#### Stored entries:
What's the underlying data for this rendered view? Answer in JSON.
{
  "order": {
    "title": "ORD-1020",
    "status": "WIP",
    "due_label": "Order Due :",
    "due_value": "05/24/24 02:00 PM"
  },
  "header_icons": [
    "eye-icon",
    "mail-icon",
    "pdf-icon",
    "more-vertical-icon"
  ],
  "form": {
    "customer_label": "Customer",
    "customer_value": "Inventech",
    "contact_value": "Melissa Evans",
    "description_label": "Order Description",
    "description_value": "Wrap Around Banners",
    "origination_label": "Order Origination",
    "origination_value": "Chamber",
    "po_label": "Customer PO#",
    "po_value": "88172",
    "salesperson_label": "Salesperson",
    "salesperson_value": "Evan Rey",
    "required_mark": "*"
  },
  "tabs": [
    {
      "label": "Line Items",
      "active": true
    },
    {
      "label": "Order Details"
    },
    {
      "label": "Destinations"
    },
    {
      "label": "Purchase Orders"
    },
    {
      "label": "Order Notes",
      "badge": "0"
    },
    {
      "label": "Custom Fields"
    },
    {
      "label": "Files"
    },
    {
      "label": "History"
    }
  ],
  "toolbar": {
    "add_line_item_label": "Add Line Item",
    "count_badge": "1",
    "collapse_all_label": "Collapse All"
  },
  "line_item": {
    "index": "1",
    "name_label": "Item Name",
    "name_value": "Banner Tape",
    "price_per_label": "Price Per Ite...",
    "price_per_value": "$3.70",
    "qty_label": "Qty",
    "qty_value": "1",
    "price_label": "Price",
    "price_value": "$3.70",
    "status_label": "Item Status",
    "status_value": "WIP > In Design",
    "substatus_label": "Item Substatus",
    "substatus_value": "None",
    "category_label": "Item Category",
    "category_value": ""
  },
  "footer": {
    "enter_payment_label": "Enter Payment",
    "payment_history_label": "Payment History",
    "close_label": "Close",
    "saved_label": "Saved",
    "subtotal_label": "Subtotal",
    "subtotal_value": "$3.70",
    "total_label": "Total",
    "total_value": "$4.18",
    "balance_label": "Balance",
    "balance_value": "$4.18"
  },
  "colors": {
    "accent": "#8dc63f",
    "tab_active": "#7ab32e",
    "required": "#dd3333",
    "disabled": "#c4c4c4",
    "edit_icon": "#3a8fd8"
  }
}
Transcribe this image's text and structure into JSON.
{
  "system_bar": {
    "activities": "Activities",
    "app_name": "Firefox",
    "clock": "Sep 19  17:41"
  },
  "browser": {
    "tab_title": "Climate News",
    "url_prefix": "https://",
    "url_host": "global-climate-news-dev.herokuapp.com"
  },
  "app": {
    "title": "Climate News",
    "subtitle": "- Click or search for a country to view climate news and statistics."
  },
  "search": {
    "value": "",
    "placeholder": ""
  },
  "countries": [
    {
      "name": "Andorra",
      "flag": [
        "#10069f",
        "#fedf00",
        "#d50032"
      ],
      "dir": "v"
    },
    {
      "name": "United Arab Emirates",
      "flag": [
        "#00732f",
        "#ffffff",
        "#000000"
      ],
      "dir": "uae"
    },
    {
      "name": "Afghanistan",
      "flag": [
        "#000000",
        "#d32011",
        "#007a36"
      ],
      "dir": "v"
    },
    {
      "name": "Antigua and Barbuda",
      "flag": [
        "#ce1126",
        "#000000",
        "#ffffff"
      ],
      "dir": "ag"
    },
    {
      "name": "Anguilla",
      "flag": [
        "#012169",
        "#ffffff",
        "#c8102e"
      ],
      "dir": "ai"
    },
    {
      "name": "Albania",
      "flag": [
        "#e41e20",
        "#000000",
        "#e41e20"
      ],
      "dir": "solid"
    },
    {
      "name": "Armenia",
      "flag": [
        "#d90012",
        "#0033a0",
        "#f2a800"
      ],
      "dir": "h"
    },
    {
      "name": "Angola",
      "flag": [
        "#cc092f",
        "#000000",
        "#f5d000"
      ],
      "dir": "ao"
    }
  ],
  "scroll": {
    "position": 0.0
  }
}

#### Written exercise:
Pick out the lines containing the string "Payment".

#### Solution for this task:
    "enter_payment_label": "Enter Payment",
    "payment_history_label": "Payment History",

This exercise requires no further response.